Dataset items
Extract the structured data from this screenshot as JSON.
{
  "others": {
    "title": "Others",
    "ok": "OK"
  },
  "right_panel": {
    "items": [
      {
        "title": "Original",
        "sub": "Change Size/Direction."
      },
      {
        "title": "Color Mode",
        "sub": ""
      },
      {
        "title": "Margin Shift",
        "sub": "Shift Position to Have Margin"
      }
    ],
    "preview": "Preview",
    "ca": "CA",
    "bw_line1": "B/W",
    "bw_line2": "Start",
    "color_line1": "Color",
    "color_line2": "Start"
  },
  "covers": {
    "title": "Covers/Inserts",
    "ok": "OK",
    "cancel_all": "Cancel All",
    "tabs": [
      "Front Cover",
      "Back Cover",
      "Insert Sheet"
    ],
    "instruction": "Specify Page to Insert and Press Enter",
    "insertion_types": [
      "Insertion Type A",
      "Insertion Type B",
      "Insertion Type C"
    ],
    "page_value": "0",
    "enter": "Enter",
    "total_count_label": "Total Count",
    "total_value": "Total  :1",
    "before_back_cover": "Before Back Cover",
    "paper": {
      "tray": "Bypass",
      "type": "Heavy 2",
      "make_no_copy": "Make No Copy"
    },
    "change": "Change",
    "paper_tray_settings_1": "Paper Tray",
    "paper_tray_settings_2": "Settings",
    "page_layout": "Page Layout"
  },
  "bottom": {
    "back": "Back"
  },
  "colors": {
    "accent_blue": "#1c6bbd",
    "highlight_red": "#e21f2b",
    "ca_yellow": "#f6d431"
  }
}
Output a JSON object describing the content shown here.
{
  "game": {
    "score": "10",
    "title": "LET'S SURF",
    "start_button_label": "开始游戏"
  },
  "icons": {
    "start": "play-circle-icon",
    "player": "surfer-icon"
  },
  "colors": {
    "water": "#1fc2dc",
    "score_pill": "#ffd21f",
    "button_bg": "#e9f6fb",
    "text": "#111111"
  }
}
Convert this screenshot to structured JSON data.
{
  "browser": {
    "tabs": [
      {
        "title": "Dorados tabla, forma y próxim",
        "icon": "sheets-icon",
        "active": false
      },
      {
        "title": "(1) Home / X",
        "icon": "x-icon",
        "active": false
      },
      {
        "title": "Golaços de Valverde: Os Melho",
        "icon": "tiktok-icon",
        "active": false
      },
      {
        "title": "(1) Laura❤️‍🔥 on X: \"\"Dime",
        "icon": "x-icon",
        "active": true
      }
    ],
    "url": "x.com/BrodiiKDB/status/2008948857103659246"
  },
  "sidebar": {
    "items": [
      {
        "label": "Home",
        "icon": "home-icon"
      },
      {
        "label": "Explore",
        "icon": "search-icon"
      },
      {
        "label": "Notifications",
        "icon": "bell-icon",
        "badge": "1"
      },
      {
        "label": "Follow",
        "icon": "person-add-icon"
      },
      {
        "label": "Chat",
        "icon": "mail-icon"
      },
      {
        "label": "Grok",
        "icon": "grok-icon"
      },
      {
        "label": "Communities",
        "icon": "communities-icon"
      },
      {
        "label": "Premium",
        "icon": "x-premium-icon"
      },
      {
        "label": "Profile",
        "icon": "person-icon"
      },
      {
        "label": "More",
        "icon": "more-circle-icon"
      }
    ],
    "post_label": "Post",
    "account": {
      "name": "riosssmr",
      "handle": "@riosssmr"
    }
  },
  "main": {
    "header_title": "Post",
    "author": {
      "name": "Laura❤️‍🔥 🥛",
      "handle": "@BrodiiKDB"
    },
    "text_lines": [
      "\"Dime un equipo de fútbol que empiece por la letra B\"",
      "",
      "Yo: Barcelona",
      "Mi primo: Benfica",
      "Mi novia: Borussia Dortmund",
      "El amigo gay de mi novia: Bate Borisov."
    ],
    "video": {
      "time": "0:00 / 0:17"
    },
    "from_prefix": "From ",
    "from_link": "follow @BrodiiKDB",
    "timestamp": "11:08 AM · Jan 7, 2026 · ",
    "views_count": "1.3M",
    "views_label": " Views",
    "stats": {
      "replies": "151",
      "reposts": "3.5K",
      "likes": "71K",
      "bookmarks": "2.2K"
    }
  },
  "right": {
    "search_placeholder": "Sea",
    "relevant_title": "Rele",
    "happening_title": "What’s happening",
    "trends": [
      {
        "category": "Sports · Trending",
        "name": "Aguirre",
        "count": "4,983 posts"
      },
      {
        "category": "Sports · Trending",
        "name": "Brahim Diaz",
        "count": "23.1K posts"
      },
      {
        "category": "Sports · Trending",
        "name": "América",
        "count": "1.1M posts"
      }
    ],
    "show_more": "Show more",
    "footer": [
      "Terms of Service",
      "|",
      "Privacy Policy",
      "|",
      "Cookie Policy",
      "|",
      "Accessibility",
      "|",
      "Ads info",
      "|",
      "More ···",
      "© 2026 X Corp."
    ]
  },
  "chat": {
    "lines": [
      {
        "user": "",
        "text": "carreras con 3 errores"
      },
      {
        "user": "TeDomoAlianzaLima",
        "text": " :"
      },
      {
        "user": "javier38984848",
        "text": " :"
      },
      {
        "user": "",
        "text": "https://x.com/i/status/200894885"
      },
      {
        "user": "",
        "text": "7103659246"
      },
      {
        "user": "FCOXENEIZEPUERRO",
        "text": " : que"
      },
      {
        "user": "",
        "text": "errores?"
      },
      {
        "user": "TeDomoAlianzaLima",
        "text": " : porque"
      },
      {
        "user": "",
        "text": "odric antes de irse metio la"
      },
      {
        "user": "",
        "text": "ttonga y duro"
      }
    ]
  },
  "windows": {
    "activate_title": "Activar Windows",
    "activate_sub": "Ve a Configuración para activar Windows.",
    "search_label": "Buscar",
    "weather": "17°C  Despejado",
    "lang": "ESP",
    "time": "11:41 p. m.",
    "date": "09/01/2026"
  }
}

→ What to do: Going through the records above, state how many lines carry "Enter", with no other text.

→ Written answer: 2